- Text block -
Tuesday, May 8, 2007

Casting Out and Persevering

Chapter 12 - Uncovering a Sense of Perseverance, starts with this, "We are stronger than we know." I want to ring that sentence out to each of you like a mantra or send it out on a long fishing rod through this page, so that you take it in, breathe it in. And it's not just that each of us, individually, are stronger than we realize (which we are), but also as a group. Powerful things happen in communities, whether they be in a neighborhood, a family, a workplace, a knitting group, or a gathering of creative bloggers. All of our creative energies bounce around and off one another in amazing and unseen ways which tip the dominoes of our life in wild, unexpected directions. I don't know how to explain the phenomenon of group energy, but I feel it and it's exciting. Over the last twelve weeks, the shifts for you may have been tiny or large, but they will continue to ripple out as if in a huge lake, having an effect on the road you are headed down. I remember I had that experience with The Artist's Way, I was still feeling the effects for months and months after, as I took many creative leaps. So, keep an eye out for continued shifts.

The Divining Rod that asks us to look at what has changed over the last 12 weeks in this chapter (p260) and the one in the last chapter, were really helpful for me in seeing the shifts that have taken place. Sometimes shifts are so subtle that I don't recognize them. Through asking those questions I realized my sense of color has shifted, I'm doing better at seeking out connections with others, and in trusting myself. It's good to reflect, so if you haven't already, take some time to look back and see what shifts may have happened for you.

- Short problem a -
Identify every line of the records that contains the string "Ideologie", matching case exactly, and copy each such line.

- Input data -

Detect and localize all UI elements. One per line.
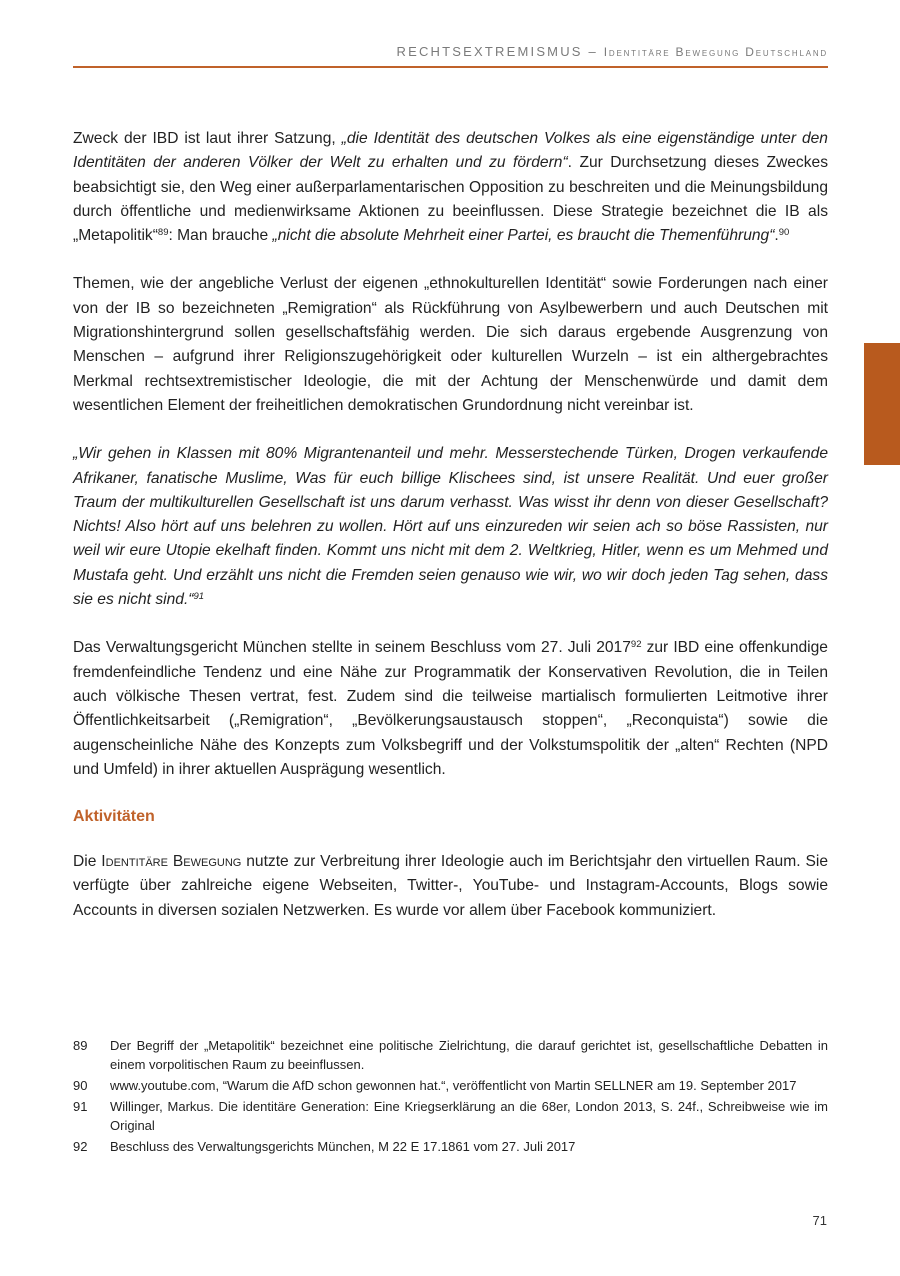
footnote-text: Willinger, Markus. Die identitäre Generation: Eine Kriegserklärung an die 68er, London 2013, S. 24f., Schreibweise wie im Original	[110, 1099, 828, 1133]
quote-text: „Wir gehen in Klassen mit 80% Migrantenanteil und mehr. Messerstechende Türken, Drogen verkaufende Afrikaner, fanatische Muslime, Was für euch billige Klischees sind, ist unsere Realität. Und euer großer Traum der multikulturellen Gesellschaft ist uns darum verhasst. Was wisst ihr denn von dieser Gesellschaft? Nichts! Also hört auf uns belehren zu wollen. Hört auf uns einzureden wir seien ach so böse Rassisten, nur weil wir eure Utopie ekelhaft finden. Kommt uns nicht mit dem 2. Weltkrieg, Hitler, wenn es um Mehmed und Mustafa geht. Und erzählt uns nicht die Fremden seien genauso wie wir, wo wir doch jeden Tag sehen, dass sie es nicht sind.“	[73, 445, 828, 609]
header-main: RECHTSEXTREMISMUS –	[396, 44, 604, 59]
paragraph-5	[73, 850, 828, 923]
footnote-text: Der Begriff der „Metapolitik“ bezeichnet eine politische Zielrichtung, die darauf gerichtet ist, gesellschaftliche Debatten in einem vorpolitischen Raum zu beeinflussen.	[110, 1038, 828, 1072]
p4-text-a: Das Verwaltungsgericht München stellte in seinem Beschluss vom 27. Juli 2017	[73, 639, 631, 657]
page-number: 71	[812, 1213, 827, 1228]
p4-text-b: zur IBD eine offenkundige fremdenfeindliche Tendenz und eine Nähe zur Programmatik der Konservativen Revolution, die in Teilen auch völkische Thesen vertrat, fest. Zudem sind die teilweise martialisch formulierten Leitmotive ihrer Öffentlichkeitsarbeit („Remigration“, „Bevölkerungsaustausch stoppen“, „Reconquista“) sowie die augenscheinliche Nähe des Konzepts zum Volksbegriff und der Volkstumspolitik der „alten“ Rechten (NPD und Umfeld) in ihrer aktuellen Ausprägung wesentlich.	[73, 639, 828, 778]
p1-text-a: Zweck der IBD ist laut ihrer Satzung,	[73, 130, 342, 147]
paragraph-4	[73, 636, 828, 782]
quote-paragraph	[73, 442, 828, 612]
p1-text-b: . Zur Durchsetzung dieses Zweckes beabsichtigt sie, den Weg einer außerparlamentarischen Opposition zu beschreiten und die Meinungsbildung durch öffentliche und medienwirksame Aktionen zu beeinflussen. Diese Strategie bezeichnet die IB als „Metapolitik“	[73, 154, 828, 245]
footnote-text: www.youtube.com, “Warum die AfD schon gewonnen hat.“, veröffentlicht von Martin SELLNER am 19. September 2017	[110, 1078, 797, 1093]
chapter-side-tab	[864, 343, 900, 465]
p1-text-d: .	[774, 227, 779, 245]
p1-quote-1: „die Identität des deutschen Volkes als eine eigenständige unter den Identitäten der anderen Völker der Welt zu erhalten und zu fördern“	[73, 130, 828, 172]
paragraph-1	[73, 127, 828, 248]
footnote	[73, 1076, 828, 1095]
footnote-number: 90	[73, 1078, 88, 1093]
footnote-ref-92[interactable]: 92	[630, 639, 642, 651]
section-heading: Aktivitäten	[73, 808, 155, 826]
paragraph-2: Themen, wie der angebliche Verlust der eigenen „ethnokulturellen Identität“ sowie Forderungen nach einer von der IB so bezeichneten „Remigration“ als Rückführung von Asylbewerbern und auch Deutschen mit Migrationshintergrund sollen gesellschaftsfähig werden. Die sich daraus ergebende Ausgrenzung von Menschen – aufgrund ihrer Religionszugehörigkeit oder kulturellen Wurzeln – ist ein althergebrachtes Merkmal rechtsextremistischer Ideologie, die mit der Achtung der Menschenwürde und damit dem wesentlichen Element der freiheitlichen demokratischen Grundordnung nicht vereinbar ist.	[73, 275, 828, 414]
running-header	[73, 44, 828, 59]
header-rule	[73, 66, 828, 68]
footnote-number: 92	[73, 1139, 88, 1154]
footnote-number: 91	[73, 1099, 88, 1114]
footnote	[73, 1097, 828, 1135]
footnote	[73, 1036, 828, 1074]
footnote	[73, 1137, 828, 1156]
footnote-number: 89	[73, 1038, 88, 1053]
footnotes	[73, 1036, 828, 1158]
footnote-ref-90[interactable]: 90	[778, 227, 790, 239]
p5-text-b: nutzte zur Verbreitung ihrer Ideologie auch im Berichtsjahr den virtuellen Raum. Sie verfügte über zahlreiche eigene Webseiten, Twitter-, YouTube- und Instagram-Accounts, Blogs sowie Accounts in diversen sozialen Netzwerken. Es wurde vor allem über Facebook kommuniziert.	[73, 853, 828, 919]
p1-quote-2: „nicht die absolute Mehrheit einer Partei, es braucht die Themenführung“	[272, 227, 775, 245]
header-sub: Identitäre Bewegung Deutschland	[603, 45, 828, 59]
p1-text-c: : Man brauche	[168, 227, 273, 245]
main-content	[73, 127, 828, 947]
footnote-ref-91[interactable]: 91	[193, 591, 205, 603]
p5-text-a: Die	[73, 853, 102, 871]
footnote-ref-89[interactable]: 89	[157, 227, 169, 239]
p5-smallcaps: Identitäre Bewegung	[101, 853, 242, 871]
footnote-text: Beschluss des Verwaltungsgerichts München, M 22 E 17.1861 vom 27. Juli 2017	[110, 1139, 576, 1154]
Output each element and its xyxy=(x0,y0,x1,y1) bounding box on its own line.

- Short problem b -
Summarize the blog post on perseverance in two sentences.

- Exercise response a -
paragraph-2: Themen, wie der angebliche Verlust der eigenen „ethnokulturellen Identität“ sowie Forderungen nach einer von der IB so bezeichneten „Remigration“ als Rückführung von Asylbewerbern und auch Deutschen mit Migrationshintergrund sollen gesellschaftsfähig werden. Die sich daraus ergebende Ausgrenzung von Menschen – aufgrund ihrer Religionszugehörigkeit oder kulturellen Wurzeln – ist ein althergebrachtes Merkmal rechtsextremistischer Ideologie, die mit der Achtung der Menschenwürde und damit dem wesentlichen Element der freiheitlichen demokratischen Grundordnung nicht vereinbar ist.	[73, 275, 828, 414]
p5-text-b: nutzte zur Verbreitung ihrer Ideologie auch im Berichtsjahr den virtuellen Raum. Sie verfügte über zahlreiche eigene Webseiten, Twitter-, YouTube- und Instagram-Accounts, Blogs sowie Accounts in diversen sozialen Netzwerken. Es wurde vor allem über Facebook kommuniziert.	[73, 853, 828, 919]

- Exercise response b -
The post opens with the first line of Chapter 12, "We are stronger than we know," and holds that this is true both of individuals and of groups, whose shared creative energy sets off shifts that keep rippling out after the twelve weeks. The writer found the Divining Rod questions about what has changed useful for spotting subtle shifts, such as a changed sense of color, better connection with others and more self-trust, and encourages readers to look back for their own.